◆ Problem requirements ◆
Write out the records below word for word, please.

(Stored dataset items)
********************
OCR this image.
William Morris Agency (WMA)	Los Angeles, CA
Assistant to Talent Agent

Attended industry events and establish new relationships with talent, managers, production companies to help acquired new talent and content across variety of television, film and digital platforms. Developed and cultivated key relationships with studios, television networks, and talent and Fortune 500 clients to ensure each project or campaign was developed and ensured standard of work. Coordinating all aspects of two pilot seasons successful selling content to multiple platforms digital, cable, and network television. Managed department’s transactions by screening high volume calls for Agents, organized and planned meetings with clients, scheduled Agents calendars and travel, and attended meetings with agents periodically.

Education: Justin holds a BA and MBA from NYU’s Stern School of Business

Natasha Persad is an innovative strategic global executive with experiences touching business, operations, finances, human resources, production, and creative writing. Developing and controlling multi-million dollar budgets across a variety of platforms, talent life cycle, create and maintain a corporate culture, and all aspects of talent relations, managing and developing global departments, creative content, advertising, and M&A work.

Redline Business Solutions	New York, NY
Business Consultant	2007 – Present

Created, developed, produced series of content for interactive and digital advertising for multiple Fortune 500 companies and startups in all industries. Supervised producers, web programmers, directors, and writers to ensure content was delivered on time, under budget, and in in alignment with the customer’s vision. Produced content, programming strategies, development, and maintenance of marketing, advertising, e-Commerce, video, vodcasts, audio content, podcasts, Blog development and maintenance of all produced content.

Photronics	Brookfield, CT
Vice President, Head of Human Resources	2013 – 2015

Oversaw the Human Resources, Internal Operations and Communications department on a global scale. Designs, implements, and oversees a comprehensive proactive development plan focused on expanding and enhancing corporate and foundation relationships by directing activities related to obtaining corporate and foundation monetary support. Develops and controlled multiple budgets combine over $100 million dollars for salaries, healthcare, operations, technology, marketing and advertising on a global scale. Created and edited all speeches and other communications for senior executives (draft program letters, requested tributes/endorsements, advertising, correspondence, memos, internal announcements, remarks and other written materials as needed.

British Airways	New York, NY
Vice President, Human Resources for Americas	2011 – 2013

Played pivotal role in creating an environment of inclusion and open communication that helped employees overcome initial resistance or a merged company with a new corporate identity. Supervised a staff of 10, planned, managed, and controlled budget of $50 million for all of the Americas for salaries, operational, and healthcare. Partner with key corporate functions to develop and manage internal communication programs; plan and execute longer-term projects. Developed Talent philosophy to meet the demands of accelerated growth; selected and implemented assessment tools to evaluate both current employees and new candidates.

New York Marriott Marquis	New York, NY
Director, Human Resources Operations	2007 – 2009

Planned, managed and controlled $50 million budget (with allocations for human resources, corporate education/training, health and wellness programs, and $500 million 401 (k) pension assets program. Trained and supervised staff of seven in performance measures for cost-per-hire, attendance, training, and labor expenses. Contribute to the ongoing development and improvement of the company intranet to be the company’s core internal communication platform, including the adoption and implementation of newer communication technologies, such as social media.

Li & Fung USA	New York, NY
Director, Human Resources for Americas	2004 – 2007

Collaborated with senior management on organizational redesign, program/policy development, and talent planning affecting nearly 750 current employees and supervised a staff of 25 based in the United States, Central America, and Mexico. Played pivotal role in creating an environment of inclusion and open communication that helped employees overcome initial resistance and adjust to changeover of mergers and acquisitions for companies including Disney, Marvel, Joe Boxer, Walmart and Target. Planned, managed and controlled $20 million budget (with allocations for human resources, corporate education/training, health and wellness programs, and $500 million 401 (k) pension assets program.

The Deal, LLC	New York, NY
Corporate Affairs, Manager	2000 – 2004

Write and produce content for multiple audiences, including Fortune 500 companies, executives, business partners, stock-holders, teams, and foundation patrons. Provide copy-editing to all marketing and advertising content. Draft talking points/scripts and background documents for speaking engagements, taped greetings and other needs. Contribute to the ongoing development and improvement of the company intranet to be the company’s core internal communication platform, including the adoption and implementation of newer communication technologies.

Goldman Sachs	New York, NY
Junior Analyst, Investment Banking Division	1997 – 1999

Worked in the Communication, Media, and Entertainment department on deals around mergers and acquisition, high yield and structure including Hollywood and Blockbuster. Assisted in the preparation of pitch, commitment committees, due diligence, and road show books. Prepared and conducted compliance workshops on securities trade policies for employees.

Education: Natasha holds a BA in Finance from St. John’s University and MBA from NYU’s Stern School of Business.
********************
◆ Worked answer ◆
OCR this image.
William Morris Agency (WMA)	Los Angeles, CA
Assistant to Talent Agent

Attended industry events and establish new relationships with talent, managers, production companies to help acquired new talent and content across variety of television, film and digital platforms. Developed and cultivated key relationships with studios, television networks, and talent and Fortune 500 clients to ensure each project or campaign was developed and ensured standard of work. Coordinating all aspects of two pilot seasons successful selling content to multiple platforms digital, cable, and network television. Managed department’s transactions by screening high volume calls for Agents, organized and planned meetings with clients, scheduled Agents calendars and travel, and attended meetings with agents periodically.

Education: Justin holds a BA and MBA from NYU’s Stern School of Business

Natasha Persad is an innovative strategic global executive with experiences touching business, operations, finances, human resources, production, and creative writing. Developing and controlling multi-million dollar budgets across a variety of platforms, talent life cycle, create and maintain a corporate culture, and all aspects of talent relations, managing and developing global departments, creative content, advertising, and M&A work.

Redline Business Solutions	New York, NY
Business Consultant	2007 – Present

Created, developed, produced series of content for interactive and digital advertising for multiple Fortune 500 companies and startups in all industries. Supervised producers, web programmers, directors, and writers to ensure content was delivered on time, under budget, and in in alignment with the customer’s vision. Produced content, programming strategies, development, and maintenance of marketing, advertising, e-Commerce, video, vodcasts, audio content, podcasts, Blog development and maintenance of all produced content.

Photronics	Brookfield, CT
Vice President, Head of Human Resources	2013 – 2015

Oversaw the Human Resources, Internal Operations and Communications department on a global scale. Designs, implements, and oversees a comprehensive proactive development plan focused on expanding and enhancing corporate and foundation relationships by directing activities related to obtaining corporate and foundation monetary support. Develops and controlled multiple budgets combine over $100 million dollars for salaries, healthcare, operations, technology, marketing and advertising on a global scale. Created and edited all speeches and other communications for senior executives (draft program letters, requested tributes/endorsements, advertising, correspondence, memos, internal announcements, remarks and other written materials as needed.

British Airways	New York, NY
Vice President, Human Resources for Americas	2011 – 2013

Played pivotal role in creating an environment of inclusion and open communication that helped employees overcome initial resistance or a merged company with a new corporate identity. Supervised a staff of 10, planned, managed, and controlled budget of $50 million for all of the Americas for salaries, operational, and healthcare. Partner with key corporate functions to develop and manage internal communication programs; plan and execute longer-term projects. Developed Talent philosophy to meet the demands of accelerated growth; selected and implemented assessment tools to evaluate both current employees and new candidates.

New York Marriott Marquis	New York, NY
Director, Human Resources Operations	2007 – 2009

Planned, managed and controlled $50 million budget (with allocations for human resources, corporate education/training, health and wellness programs, and $500 million 401 (k) pension assets program. Trained and supervised staff of seven in performance measures for cost-per-hire, attendance, training, and labor expenses. Contribute to the ongoing development and improvement of the company intranet to be the company’s core internal communication platform, including the adoption and implementation of newer communication technologies, such as social media.

Li & Fung USA	New York, NY
Director, Human Resources for Americas	2004 – 2007

Collaborated with senior management on organizational redesign, program/policy development, and talent planning affecting nearly 750 current employees and supervised a staff of 25 based in the United States, Central America, and Mexico. Played pivotal role in creating an environment of inclusion and open communication that helped employees overcome initial resistance and adjust to changeover of mergers and acquisitions for companies including Disney, Marvel, Joe Boxer, Walmart and Target. Planned, managed and controlled $20 million budget (with allocations for human resources, corporate education/training, health and wellness programs, and $500 million 401 (k) pension assets program.

The Deal, LLC	New York, NY
Corporate Affairs, Manager	2000 – 2004

Write and produce content for multiple audiences, including Fortune 500 companies, executives, business partners, stock-holders, teams, and foundation patrons. Provide copy-editing to all marketing and advertising content. Draft talking points/scripts and background documents for speaking engagements, taped greetings and other needs. Contribute to the ongoing development and improvement of the company intranet to be the company’s core internal communication platform, including the adoption and implementation of newer communication technologies.

Goldman Sachs	New York, NY
Junior Analyst, Investment Banking Division	1997 – 1999

Worked in the Communication, Media, and Entertainment department on deals around mergers and acquisition, high yield and structure including Hollywood and Blockbuster. Assisted in the preparation of pitch, commitment committees, due diligence, and road show books. Prepared and conducted compliance workshops on securities trade policies for employees.

Education: Natasha holds a BA in Finance from St. John’s University and MBA from NYU’s Stern School of Business.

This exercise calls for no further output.